* **Problem to solve**: What follows is a set of records; restate each one word for word and drop the pictures.

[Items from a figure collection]
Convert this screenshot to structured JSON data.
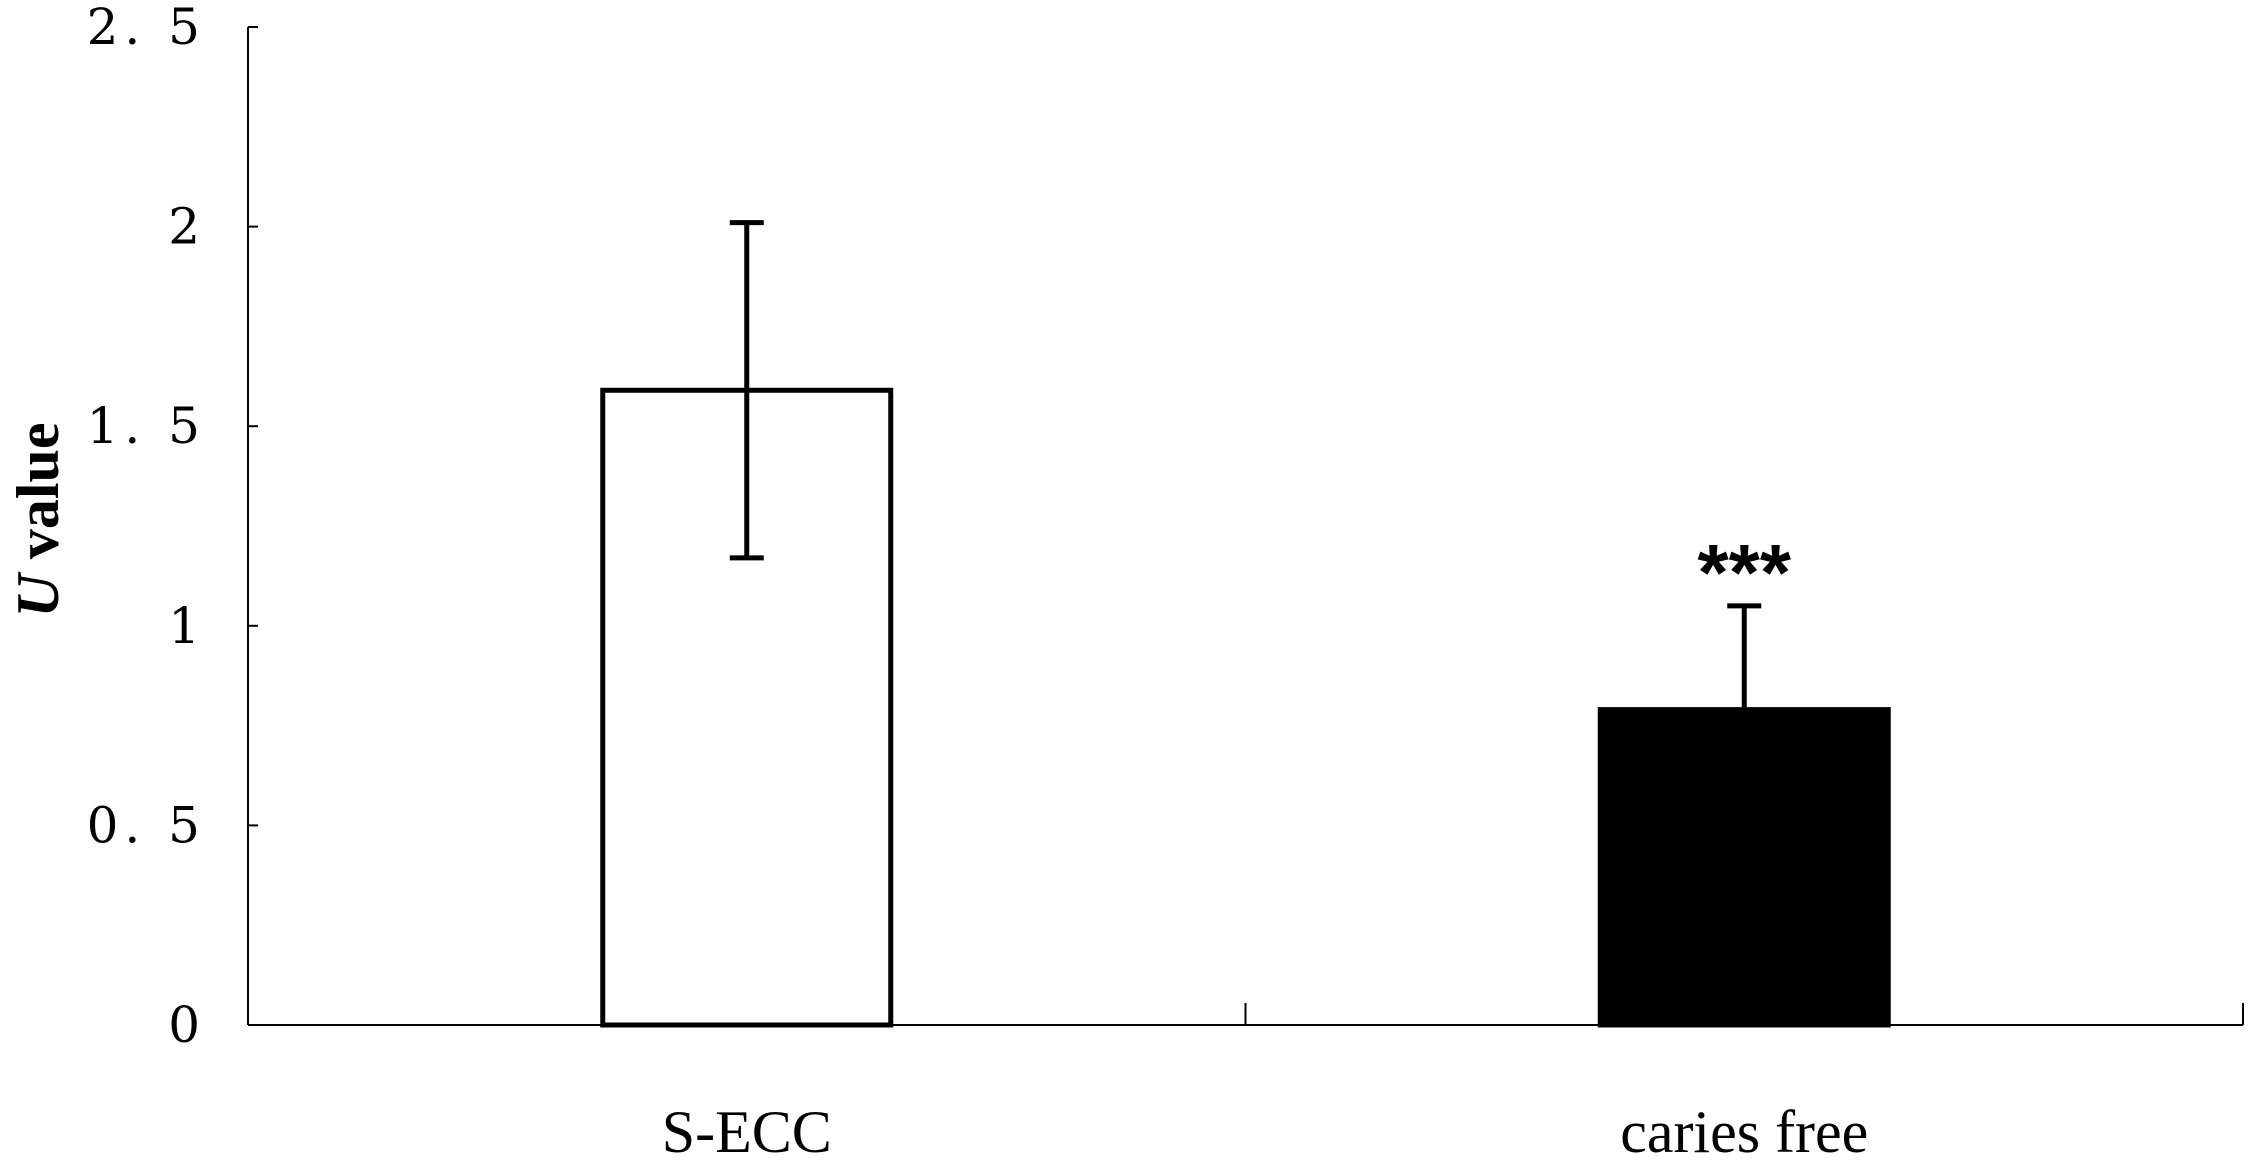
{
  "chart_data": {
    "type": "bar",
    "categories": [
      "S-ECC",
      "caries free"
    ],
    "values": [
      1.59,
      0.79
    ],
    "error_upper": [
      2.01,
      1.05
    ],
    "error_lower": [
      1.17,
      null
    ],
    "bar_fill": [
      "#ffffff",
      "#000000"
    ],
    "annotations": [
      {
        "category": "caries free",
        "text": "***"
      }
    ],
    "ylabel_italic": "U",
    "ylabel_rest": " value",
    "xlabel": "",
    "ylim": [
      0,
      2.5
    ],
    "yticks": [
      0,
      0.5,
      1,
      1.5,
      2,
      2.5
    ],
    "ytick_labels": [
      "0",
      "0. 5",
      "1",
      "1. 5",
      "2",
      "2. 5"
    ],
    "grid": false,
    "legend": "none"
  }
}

* **Response to the exercise**:
Convert this screenshot to structured JSON data.
{
  "chart_data": {
    "type": "bar",
    "categories": [
      "S-ECC",
      "caries free"
    ],
    "values": [
      1.59,
      0.79
    ],
    "error_upper": [
      2.01,
      1.05
    ],
    "error_lower": [
      1.17,
      null
    ],
    "bar_fill": [
      "#ffffff",
      "#000000"
    ],
    "annotations": [
      {
        "category": "caries free",
        "text": "***"
      }
    ],
    "ylabel_italic": "U",
    "ylabel_rest": " value",
    "xlabel": "",
    "ylim": [
      0,
      2.5
    ],
    "yticks": [
      0,
      0.5,
      1,
      1.5,
      2,
      2.5
    ],
    "ytick_labels": [
      "0",
      "0. 5",
      "1",
      "1. 5",
      "2",
      "2. 5"
    ],
    "grid": false,
    "legend": "none"
  }
}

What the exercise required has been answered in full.